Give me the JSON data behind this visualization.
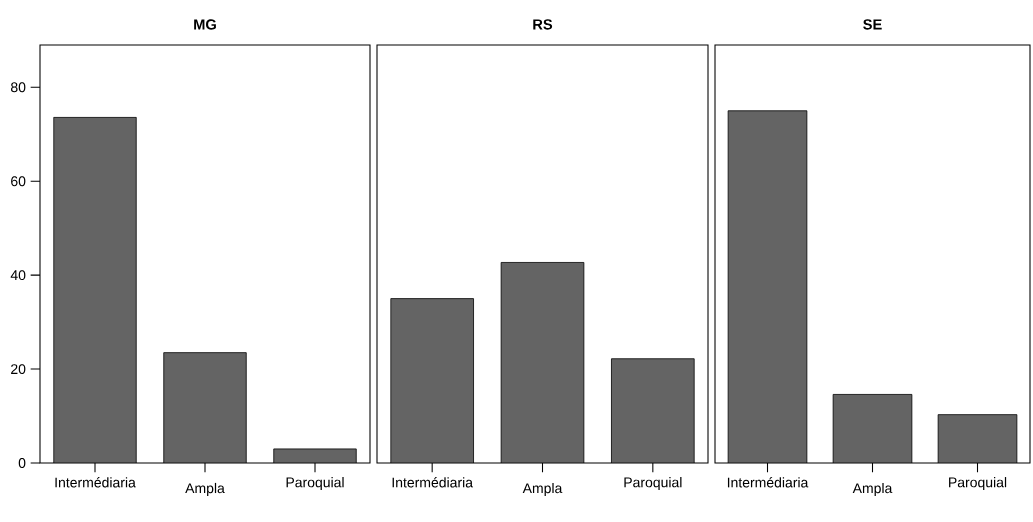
{
  "chart_data": [
    {
      "type": "bar",
      "title": "MG",
      "categories": [
        "Intermédiaria",
        "Ampla",
        "Paroquial"
      ],
      "values": [
        73.6,
        23.5,
        3.0
      ],
      "color": "#646464",
      "ylim": [
        0,
        89
      ],
      "yticks": [
        0,
        20,
        40,
        60,
        80
      ]
    },
    {
      "type": "bar",
      "title": "RS",
      "categories": [
        "Intermédiaria",
        "Ampla",
        "Paroquial"
      ],
      "values": [
        35.0,
        42.7,
        22.2
      ],
      "color": "#646464",
      "ylim": [
        0,
        89
      ],
      "tick_labels": "x"
    },
    {
      "type": "bar",
      "title": "SE",
      "categories": [
        "Intermédiaria",
        "Ampla",
        "Paroquial"
      ],
      "values": [
        75.0,
        14.6,
        10.3
      ],
      "color": "#646464",
      "ylim": [
        0,
        89
      ],
      "tick_labels": "x"
    }
  ]
}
##############################
The request:
Except for the pictures, print the data above exactly.

Final answer:
Give me the JSON data behind this visualization.
{
  "chart_data": [
    {
      "type": "bar",
      "title": "MG",
      "categories": [
        "Intermédiaria",
        "Ampla",
        "Paroquial"
      ],
      "values": [
        73.6,
        23.5,
        3.0
      ],
      "color": "#646464",
      "ylim": [
        0,
        89
      ],
      "yticks": [
        0,
        20,
        40,
        60,
        80
      ]
    },
    {
      "type": "bar",
      "title": "RS",
      "categories": [
        "Intermédiaria",
        "Ampla",
        "Paroquial"
      ],
      "values": [
        35.0,
        42.7,
        22.2
      ],
      "color": "#646464",
      "ylim": [
        0,
        89
      ],
      "tick_labels": "x"
    },
    {
      "type": "bar",
      "title": "SE",
      "categories": [
        "Intermédiaria",
        "Ampla",
        "Paroquial"
      ],
      "values": [
        75.0,
        14.6,
        10.3
      ],
      "color": "#646464",
      "ylim": [
        0,
        89
      ],
      "tick_labels": "x"
    }
  ]
}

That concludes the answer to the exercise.